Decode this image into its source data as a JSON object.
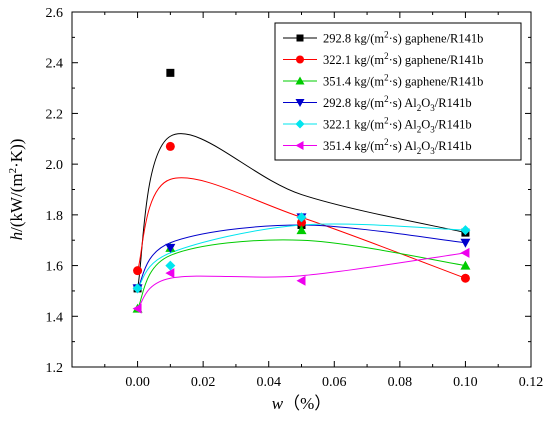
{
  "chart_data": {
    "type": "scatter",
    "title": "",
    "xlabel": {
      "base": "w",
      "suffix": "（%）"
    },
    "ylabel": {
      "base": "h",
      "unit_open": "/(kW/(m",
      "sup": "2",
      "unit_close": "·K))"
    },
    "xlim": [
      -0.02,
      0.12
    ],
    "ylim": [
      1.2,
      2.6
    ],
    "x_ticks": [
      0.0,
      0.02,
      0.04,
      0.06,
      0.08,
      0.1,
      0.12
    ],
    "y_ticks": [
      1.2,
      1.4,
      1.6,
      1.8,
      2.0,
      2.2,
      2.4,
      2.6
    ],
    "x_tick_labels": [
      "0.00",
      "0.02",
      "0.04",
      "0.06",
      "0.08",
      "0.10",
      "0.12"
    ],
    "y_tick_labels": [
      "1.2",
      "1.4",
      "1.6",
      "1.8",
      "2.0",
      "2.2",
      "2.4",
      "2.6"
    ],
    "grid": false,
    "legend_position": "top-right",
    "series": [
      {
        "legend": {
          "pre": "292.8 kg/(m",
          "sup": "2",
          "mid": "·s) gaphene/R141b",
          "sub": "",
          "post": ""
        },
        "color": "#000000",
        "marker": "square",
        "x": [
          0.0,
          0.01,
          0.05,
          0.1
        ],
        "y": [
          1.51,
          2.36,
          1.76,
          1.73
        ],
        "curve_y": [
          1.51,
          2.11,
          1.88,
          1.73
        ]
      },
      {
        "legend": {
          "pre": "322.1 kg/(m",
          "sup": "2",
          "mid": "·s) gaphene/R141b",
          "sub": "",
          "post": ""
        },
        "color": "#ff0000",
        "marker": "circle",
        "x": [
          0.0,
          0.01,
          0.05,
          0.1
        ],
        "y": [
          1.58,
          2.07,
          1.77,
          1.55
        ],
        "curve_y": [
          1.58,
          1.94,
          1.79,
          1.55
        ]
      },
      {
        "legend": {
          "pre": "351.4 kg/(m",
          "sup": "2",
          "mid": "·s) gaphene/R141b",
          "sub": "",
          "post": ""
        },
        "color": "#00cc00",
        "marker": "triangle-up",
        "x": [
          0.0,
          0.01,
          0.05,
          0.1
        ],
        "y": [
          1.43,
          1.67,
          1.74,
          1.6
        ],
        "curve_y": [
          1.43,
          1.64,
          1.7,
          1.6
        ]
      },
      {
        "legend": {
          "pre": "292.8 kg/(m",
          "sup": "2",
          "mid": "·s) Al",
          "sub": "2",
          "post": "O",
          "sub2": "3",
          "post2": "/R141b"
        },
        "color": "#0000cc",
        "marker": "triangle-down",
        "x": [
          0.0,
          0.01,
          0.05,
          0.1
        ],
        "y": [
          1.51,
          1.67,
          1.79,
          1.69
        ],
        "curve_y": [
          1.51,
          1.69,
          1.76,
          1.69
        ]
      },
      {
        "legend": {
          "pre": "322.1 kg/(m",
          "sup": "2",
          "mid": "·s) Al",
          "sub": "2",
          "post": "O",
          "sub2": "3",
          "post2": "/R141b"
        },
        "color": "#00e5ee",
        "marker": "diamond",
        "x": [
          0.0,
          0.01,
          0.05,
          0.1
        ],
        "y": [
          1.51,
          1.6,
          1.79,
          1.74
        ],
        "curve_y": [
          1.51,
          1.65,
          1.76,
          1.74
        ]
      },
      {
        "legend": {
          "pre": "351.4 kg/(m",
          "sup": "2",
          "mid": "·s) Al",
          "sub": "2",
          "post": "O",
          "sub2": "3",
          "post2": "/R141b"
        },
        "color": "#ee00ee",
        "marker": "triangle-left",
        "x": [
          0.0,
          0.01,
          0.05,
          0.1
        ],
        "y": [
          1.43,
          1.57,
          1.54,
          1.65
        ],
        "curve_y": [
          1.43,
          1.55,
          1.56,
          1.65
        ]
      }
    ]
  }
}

◇ ◇ ◇ ◇ ◇ ◇ ◇

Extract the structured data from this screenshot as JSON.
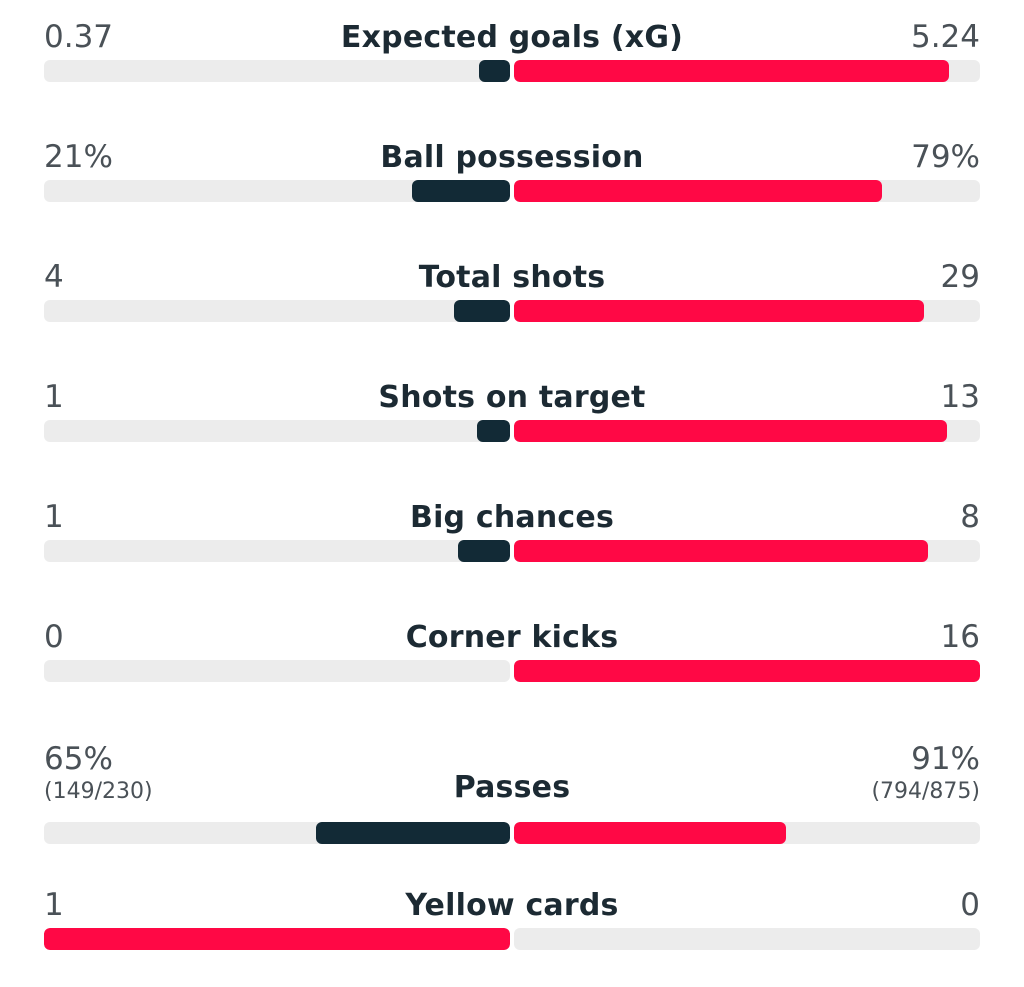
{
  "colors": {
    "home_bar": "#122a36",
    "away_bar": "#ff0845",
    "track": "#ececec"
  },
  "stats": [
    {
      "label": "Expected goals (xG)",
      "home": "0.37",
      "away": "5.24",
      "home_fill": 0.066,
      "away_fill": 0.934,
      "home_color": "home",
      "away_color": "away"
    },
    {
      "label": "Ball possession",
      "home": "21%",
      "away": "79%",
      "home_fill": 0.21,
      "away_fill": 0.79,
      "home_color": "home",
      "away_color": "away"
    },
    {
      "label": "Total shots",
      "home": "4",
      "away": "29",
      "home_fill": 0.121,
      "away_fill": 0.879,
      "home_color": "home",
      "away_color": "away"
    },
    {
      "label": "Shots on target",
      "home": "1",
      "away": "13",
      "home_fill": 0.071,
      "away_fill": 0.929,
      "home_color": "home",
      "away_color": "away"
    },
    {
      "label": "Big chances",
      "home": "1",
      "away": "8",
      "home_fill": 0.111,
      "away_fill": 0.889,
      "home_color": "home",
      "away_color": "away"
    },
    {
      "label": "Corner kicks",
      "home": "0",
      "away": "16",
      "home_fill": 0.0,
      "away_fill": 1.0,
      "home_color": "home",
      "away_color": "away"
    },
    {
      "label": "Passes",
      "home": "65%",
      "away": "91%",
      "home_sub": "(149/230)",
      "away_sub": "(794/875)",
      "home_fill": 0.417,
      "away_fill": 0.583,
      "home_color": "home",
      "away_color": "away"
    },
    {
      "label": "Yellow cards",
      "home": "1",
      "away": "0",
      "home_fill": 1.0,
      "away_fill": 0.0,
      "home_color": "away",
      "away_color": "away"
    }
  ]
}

◇ ◇ ◇ ◇ ◇ ◇ ◇

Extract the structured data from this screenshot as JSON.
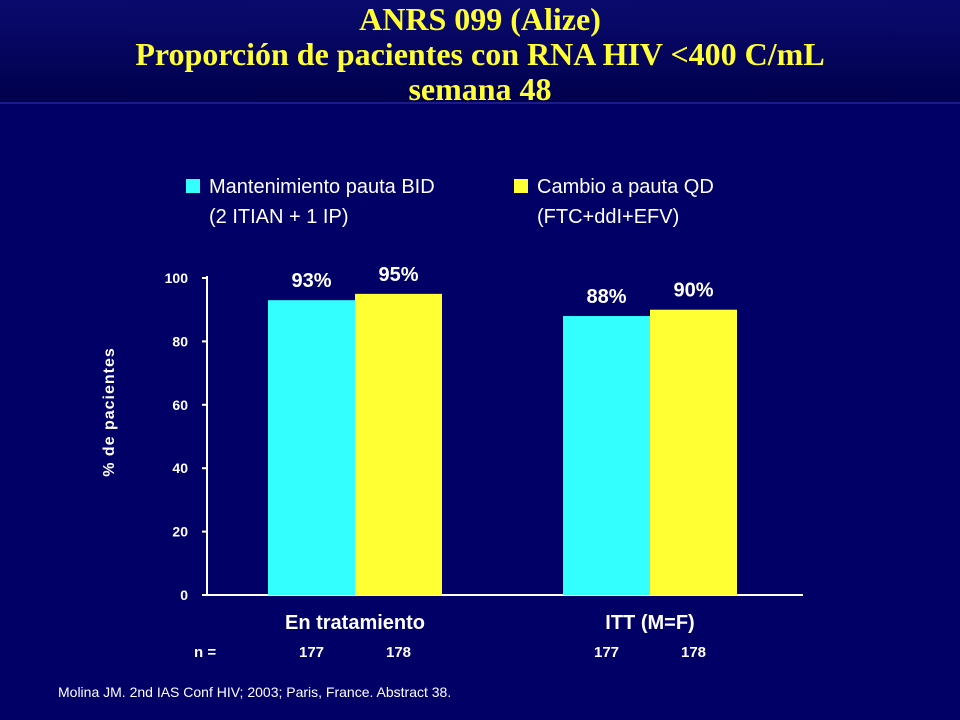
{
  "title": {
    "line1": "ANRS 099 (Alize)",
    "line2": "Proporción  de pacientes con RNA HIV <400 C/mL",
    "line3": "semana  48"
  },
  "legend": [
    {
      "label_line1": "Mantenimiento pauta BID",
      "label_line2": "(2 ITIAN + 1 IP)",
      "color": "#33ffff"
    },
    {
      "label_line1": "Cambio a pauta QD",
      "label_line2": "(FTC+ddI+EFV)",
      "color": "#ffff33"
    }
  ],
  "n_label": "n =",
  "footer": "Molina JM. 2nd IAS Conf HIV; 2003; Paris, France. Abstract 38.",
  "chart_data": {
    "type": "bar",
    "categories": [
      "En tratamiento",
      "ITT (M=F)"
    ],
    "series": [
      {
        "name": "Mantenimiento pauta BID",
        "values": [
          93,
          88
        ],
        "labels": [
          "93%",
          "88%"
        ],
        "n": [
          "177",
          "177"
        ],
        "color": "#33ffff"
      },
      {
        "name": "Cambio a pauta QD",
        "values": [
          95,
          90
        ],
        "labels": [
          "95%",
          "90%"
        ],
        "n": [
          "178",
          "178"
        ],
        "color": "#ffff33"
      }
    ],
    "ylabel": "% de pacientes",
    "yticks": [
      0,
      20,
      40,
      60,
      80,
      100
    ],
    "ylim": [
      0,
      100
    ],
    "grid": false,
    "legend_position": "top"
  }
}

◇ ◇ ◇ ◇ ◇ ◇ ◇

Exercise details ->
Find the lines above that include the string "marker" and copy them.

Completed exercise ->
        "marker": "square",
        "marker": "circle",
        "marker": "triangle-up",
        "marker": "triangle-down",
        "marker": "diamond",
        "marker": "triangle-left",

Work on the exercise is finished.